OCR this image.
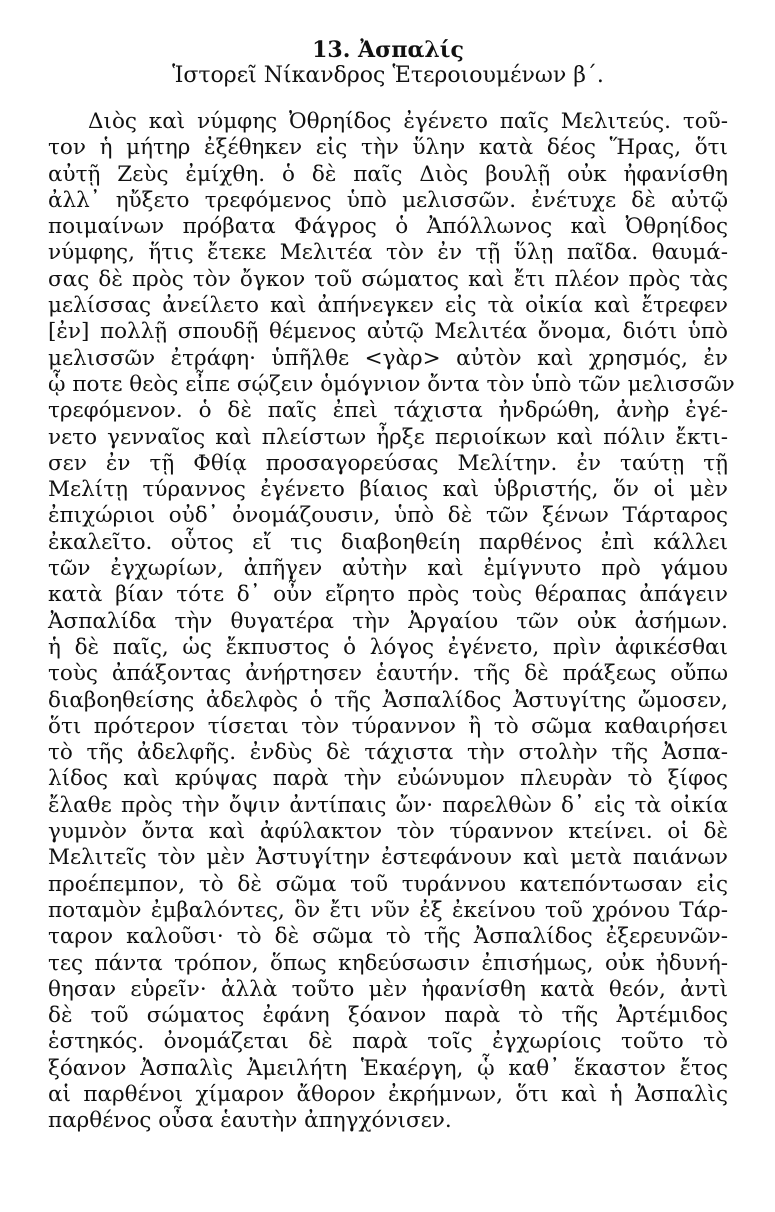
13. Ἀσπαλίς
Ἱστορεῖ Νίκανδρος Ἑτεροιουμένων β΄.
Διὸς καὶ νύμφης Ὀθρηίδος ἐγένετο παῖς Μελιτεύς. τοῦ-
τον ἡ μήτηρ ἐξέθηκεν εἰς τὴν ὕλην κατὰ δέος Ἥρας, ὅτι
αὐτῇ Ζεὺς ἐμίχθη. ὁ δὲ παῖς Διὸς βουλῇ οὐκ ἠφανίσθη
ἀλλ᾿ ηὔξετο τρεφόμενος ὑπὸ μελισσῶν. ἐνέτυχε δὲ αὐτῷ
ποιμαίνων πρόβατα Φάγρος ὁ Ἀπόλλωνος καὶ Ὀθρηίδος
νύμφης, ἥτις ἔτεκε Μελιτέα τὸν ἐν τῇ ὕλῃ παῖδα. θαυμά-
σας δὲ πρὸς τὸν ὄγκον τοῦ σώματος καὶ ἔτι πλέον πρὸς τὰς
μελίσσας ἀνείλετο καὶ ἀπήνεγκεν εἰς τὰ οἰκία καὶ ἔτρεφεν
[ἐν] πολλῇ σπουδῇ θέμενος αὐτῷ Μελιτέα ὄνομα, διότι ὑπὸ
μελισσῶν ἐτράφη· ὑπῆλθε <γὰρ> αὐτὸν καὶ χρησμός, ἐν
ᾧ ποτε θεὸς εἶπε σῴζειν ὁμόγνιον ὄντα τὸν ὑπὸ τῶν μελισσῶν
τρεφόμενον. ὁ δὲ παῖς ἐπεὶ τάχιστα ἠνδρώθη, ἀνὴρ ἐγέ-
νετο γενναῖος καὶ πλείστων ἦρξε περιοίκων καὶ πόλιν ἔκτι-
σεν ἐν τῇ Φθίᾳ προσαγορεύσας Μελίτην. ἐν ταύτῃ τῇ
Μελίτῃ τύραννος ἐγένετο βίαιος καὶ ὑβριστής, ὅν οἱ μὲν
ἐπιχώριοι οὐδ᾿ ὀνομάζουσιν, ὑπὸ δὲ τῶν ξένων Τάρταρος
ἐκαλεῖτο. οὗτος εἴ τις διαβοηθείη παρθένος ἐπὶ κάλλει
τῶν ἐγχωρίων, ἀπῆγεν αὐτὴν καὶ ἐμίγνυτο πρὸ γάμου
κατὰ βίαν τότε δ᾿ οὖν εἴρητο πρὸς τοὺς θέραπας ἀπάγειν
Ἀσπαλίδα τὴν θυγατέρα τὴν Ἀργαίου τῶν οὐκ ἀσήμων.
ἡ δὲ παῖς, ὡς ἔκπυστος ὁ λόγος ἐγένετο, πρὶν ἀφικέσθαι
τοὺς ἀπάξοντας ἀνήρτησεν ἑαυτήν. τῆς δὲ πράξεως οὔπω
διαβοηθείσης ἀδελφὸς ὁ τῆς Ἀσπαλίδος Ἀστυγίτης ὤμοσεν,
ὅτι πρότερον τίσεται τὸν τύραννον ἢ τὸ σῶμα καθαιρήσει
τὸ τῆς ἀδελφῆς. ἐνδὺς δὲ τάχιστα τὴν στολὴν τῆς Ἀσπα-
λίδος καὶ κρύψας παρὰ τὴν εὐώνυμον πλευρὰν τὸ ξίφος
ἔλαθε πρὸς τὴν ὄψιν ἀντίπαις ὤν· παρελθὼν δ᾿ εἰς τὰ οἰκία
γυμνὸν ὄντα καὶ ἀφύλακτον τὸν τύραννον κτείνει. οἱ δὲ
Μελιτεῖς τὸν μὲν Ἀστυγίτην ἐστεφάνουν καὶ μετὰ παιάνων
προέπεμπον, τὸ δὲ σῶμα τοῦ τυράννου κατεπόντωσαν εἰς
ποταμὸν ἐμβαλόντες, ὃν ἔτι νῦν ἐξ ἐκείνου τοῦ χρόνου Τάρ-
ταρον καλοῦσι· τὸ δὲ σῶμα τὸ τῆς Ἀσπαλίδος ἐξερευνῶν-
τες πάντα τρόπον, ὅπως κηδεύσωσιν ἐπισήμως, οὐκ ἠδυνή-
θησαν εὑρεῖν· ἀλλὰ τοῦτο μὲν ἠφανίσθη κατὰ θεόν, ἀντὶ
δὲ τοῦ σώματος ἐφάνη ξόανον παρὰ τὸ τῆς Ἀρτέμιδος
ἑστηκός. ὀνομάζεται δὲ παρὰ τοῖς ἐγχωρίοις τοῦτο τὸ
ξόανον Ἀσπαλὶς Ἀμειλήτη Ἑκαέργη, ᾧ καθ᾿ ἕκαστον ἔτος
αἱ παρθένοι χίμαρον ἄθορον ἐκρήμνων, ὅτι καὶ ἡ Ἀσπαλὶς
παρθένος οὖσα ἑαυτὴν ἀπηγχόνισεν.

----

Print out every entry above without changing a word, and leave out the pictures.

**Full answer:**
OCR this image.
13. Ἀσπαλίς
Ἱστορεῖ Νίκανδρος Ἑτεροιουμένων β΄.
Διὸς καὶ νύμφης Ὀθρηίδος ἐγένετο παῖς Μελιτεύς. τοῦ-
τον ἡ μήτηρ ἐξέθηκεν εἰς τὴν ὕλην κατὰ δέος Ἥρας, ὅτι
αὐτῇ Ζεὺς ἐμίχθη. ὁ δὲ παῖς Διὸς βουλῇ οὐκ ἠφανίσθη
ἀλλ᾿ ηὔξετο τρεφόμενος ὑπὸ μελισσῶν. ἐνέτυχε δὲ αὐτῷ
ποιμαίνων πρόβατα Φάγρος ὁ Ἀπόλλωνος καὶ Ὀθρηίδος
νύμφης, ἥτις ἔτεκε Μελιτέα τὸν ἐν τῇ ὕλῃ παῖδα. θαυμά-
σας δὲ πρὸς τὸν ὄγκον τοῦ σώματος καὶ ἔτι πλέον πρὸς τὰς
μελίσσας ἀνείλετο καὶ ἀπήνεγκεν εἰς τὰ οἰκία καὶ ἔτρεφεν
[ἐν] πολλῇ σπουδῇ θέμενος αὐτῷ Μελιτέα ὄνομα, διότι ὑπὸ
μελισσῶν ἐτράφη· ὑπῆλθε <γὰρ> αὐτὸν καὶ χρησμός, ἐν
ᾧ ποτε θεὸς εἶπε σῴζειν ὁμόγνιον ὄντα τὸν ὑπὸ τῶν μελισσῶν
τρεφόμενον. ὁ δὲ παῖς ἐπεὶ τάχιστα ἠνδρώθη, ἀνὴρ ἐγέ-
νετο γενναῖος καὶ πλείστων ἦρξε περιοίκων καὶ πόλιν ἔκτι-
σεν ἐν τῇ Φθίᾳ προσαγορεύσας Μελίτην. ἐν ταύτῃ τῇ
Μελίτῃ τύραννος ἐγένετο βίαιος καὶ ὑβριστής, ὅν οἱ μὲν
ἐπιχώριοι οὐδ᾿ ὀνομάζουσιν, ὑπὸ δὲ τῶν ξένων Τάρταρος
ἐκαλεῖτο. οὗτος εἴ τις διαβοηθείη παρθένος ἐπὶ κάλλει
τῶν ἐγχωρίων, ἀπῆγεν αὐτὴν καὶ ἐμίγνυτο πρὸ γάμου
κατὰ βίαν τότε δ᾿ οὖν εἴρητο πρὸς τοὺς θέραπας ἀπάγειν
Ἀσπαλίδα τὴν θυγατέρα τὴν Ἀργαίου τῶν οὐκ ἀσήμων.
ἡ δὲ παῖς, ὡς ἔκπυστος ὁ λόγος ἐγένετο, πρὶν ἀφικέσθαι
τοὺς ἀπάξοντας ἀνήρτησεν ἑαυτήν. τῆς δὲ πράξεως οὔπω
διαβοηθείσης ἀδελφὸς ὁ τῆς Ἀσπαλίδος Ἀστυγίτης ὤμοσεν,
ὅτι πρότερον τίσεται τὸν τύραννον ἢ τὸ σῶμα καθαιρήσει
τὸ τῆς ἀδελφῆς. ἐνδὺς δὲ τάχιστα τὴν στολὴν τῆς Ἀσπα-
λίδος καὶ κρύψας παρὰ τὴν εὐώνυμον πλευρὰν τὸ ξίφος
ἔλαθε πρὸς τὴν ὄψιν ἀντίπαις ὤν· παρελθὼν δ᾿ εἰς τὰ οἰκία
γυμνὸν ὄντα καὶ ἀφύλακτον τὸν τύραννον κτείνει. οἱ δὲ
Μελιτεῖς τὸν μὲν Ἀστυγίτην ἐστεφάνουν καὶ μετὰ παιάνων
προέπεμπον, τὸ δὲ σῶμα τοῦ τυράννου κατεπόντωσαν εἰς
ποταμὸν ἐμβαλόντες, ὃν ἔτι νῦν ἐξ ἐκείνου τοῦ χρόνου Τάρ-
ταρον καλοῦσι· τὸ δὲ σῶμα τὸ τῆς Ἀσπαλίδος ἐξερευνῶν-
τες πάντα τρόπον, ὅπως κηδεύσωσιν ἐπισήμως, οὐκ ἠδυνή-
θησαν εὑρεῖν· ἀλλὰ τοῦτο μὲν ἠφανίσθη κατὰ θεόν, ἀντὶ
δὲ τοῦ σώματος ἐφάνη ξόανον παρὰ τὸ τῆς Ἀρτέμιδος
ἑστηκός. ὀνομάζεται δὲ παρὰ τοῖς ἐγχωρίοις τοῦτο τὸ
ξόανον Ἀσπαλὶς Ἀμειλήτη Ἑκαέργη, ᾧ καθ᾿ ἕκαστον ἔτος
αἱ παρθένοι χίμαρον ἄθορον ἐκρήμνων, ὅτι καὶ ἡ Ἀσπαλὶς
παρθένος οὖσα ἑαυτὴν ἀπηγχόνισεν.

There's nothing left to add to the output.